** WRITTEN REQUEST **
Give the number of lines that include the word "color", nothing more.
####
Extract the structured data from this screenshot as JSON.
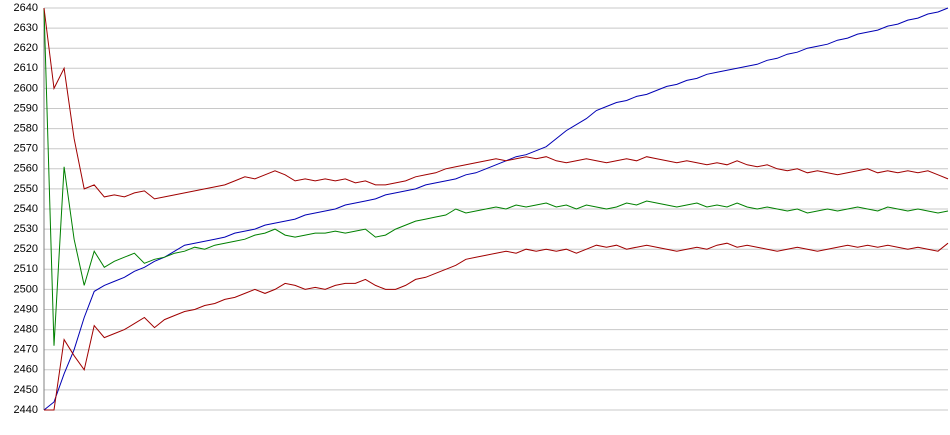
{
  "chart_data": {
    "type": "line",
    "ylim": [
      2440,
      2640
    ],
    "yticks": [
      2440,
      2450,
      2460,
      2470,
      2480,
      2490,
      2500,
      2510,
      2520,
      2530,
      2540,
      2550,
      2560,
      2570,
      2580,
      2590,
      2600,
      2610,
      2620,
      2630,
      2640
    ],
    "grid": true,
    "series": [
      {
        "color": "#0000b4",
        "values": [
          2440,
          2444,
          2458,
          2470,
          2486,
          2499,
          2502,
          2504,
          2506,
          2509,
          2511,
          2514,
          2516,
          2519,
          2522,
          2523,
          2524,
          2525,
          2526,
          2528,
          2529,
          2530,
          2532,
          2533,
          2534,
          2535,
          2537,
          2538,
          2539,
          2540,
          2542,
          2543,
          2544,
          2545,
          2547,
          2548,
          2549,
          2550,
          2552,
          2553,
          2554,
          2555,
          2557,
          2558,
          2560,
          2562,
          2564,
          2566,
          2567,
          2569,
          2571,
          2575,
          2579,
          2582,
          2585,
          2589,
          2591,
          2593,
          2594,
          2596,
          2597,
          2599,
          2601,
          2602,
          2604,
          2605,
          2607,
          2608,
          2609,
          2610,
          2611,
          2612,
          2614,
          2615,
          2617,
          2618,
          2620,
          2621,
          2622,
          2624,
          2625,
          2627,
          2628,
          2629,
          2631,
          2632,
          2634,
          2635,
          2637,
          2638,
          2640
        ]
      },
      {
        "color": "#008000",
        "values": [
          2640,
          2472,
          2561,
          2525,
          2502,
          2519,
          2511,
          2514,
          2516,
          2518,
          2513,
          2515,
          2516,
          2518,
          2519,
          2521,
          2520,
          2522,
          2523,
          2524,
          2525,
          2527,
          2528,
          2530,
          2527,
          2526,
          2527,
          2528,
          2528,
          2529,
          2528,
          2529,
          2530,
          2526,
          2527,
          2530,
          2532,
          2534,
          2535,
          2536,
          2537,
          2540,
          2538,
          2539,
          2540,
          2541,
          2540,
          2542,
          2541,
          2542,
          2543,
          2541,
          2542,
          2540,
          2542,
          2541,
          2540,
          2541,
          2543,
          2542,
          2544,
          2543,
          2542,
          2541,
          2542,
          2543,
          2541,
          2542,
          2541,
          2543,
          2541,
          2540,
          2541,
          2540,
          2539,
          2540,
          2538,
          2539,
          2540,
          2539,
          2540,
          2541,
          2540,
          2539,
          2541,
          2540,
          2539,
          2540,
          2539,
          2538,
          2539
        ]
      },
      {
        "color": "#a00000",
        "values": [
          2640,
          2600,
          2610,
          2575,
          2550,
          2552,
          2546,
          2547,
          2546,
          2548,
          2549,
          2545,
          2546,
          2547,
          2548,
          2549,
          2550,
          2551,
          2552,
          2554,
          2556,
          2555,
          2557,
          2559,
          2557,
          2554,
          2555,
          2554,
          2555,
          2554,
          2555,
          2553,
          2554,
          2552,
          2552,
          2553,
          2554,
          2556,
          2557,
          2558,
          2560,
          2561,
          2562,
          2563,
          2564,
          2565,
          2564,
          2565,
          2566,
          2565,
          2566,
          2564,
          2563,
          2564,
          2565,
          2564,
          2563,
          2564,
          2565,
          2564,
          2566,
          2565,
          2564,
          2563,
          2564,
          2563,
          2562,
          2563,
          2562,
          2564,
          2562,
          2561,
          2562,
          2560,
          2559,
          2560,
          2558,
          2559,
          2558,
          2557,
          2558,
          2559,
          2560,
          2558,
          2559,
          2558,
          2559,
          2558,
          2559,
          2557,
          2555
        ]
      },
      {
        "color": "#a00000",
        "values": [
          2440,
          2440,
          2475,
          2467,
          2460,
          2482,
          2476,
          2478,
          2480,
          2483,
          2486,
          2481,
          2485,
          2487,
          2489,
          2490,
          2492,
          2493,
          2495,
          2496,
          2498,
          2500,
          2498,
          2500,
          2503,
          2502,
          2500,
          2501,
          2500,
          2502,
          2503,
          2503,
          2505,
          2502,
          2500,
          2500,
          2502,
          2505,
          2506,
          2508,
          2510,
          2512,
          2515,
          2516,
          2517,
          2518,
          2519,
          2518,
          2520,
          2519,
          2520,
          2519,
          2520,
          2518,
          2520,
          2522,
          2521,
          2522,
          2520,
          2521,
          2522,
          2521,
          2520,
          2519,
          2520,
          2521,
          2520,
          2522,
          2523,
          2521,
          2522,
          2521,
          2520,
          2519,
          2520,
          2521,
          2520,
          2519,
          2520,
          2521,
          2522,
          2521,
          2522,
          2521,
          2522,
          2521,
          2520,
          2521,
          2520,
          2519,
          2523
        ]
      }
    ]
  }
}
####
** RESULT OF THE TASK **
4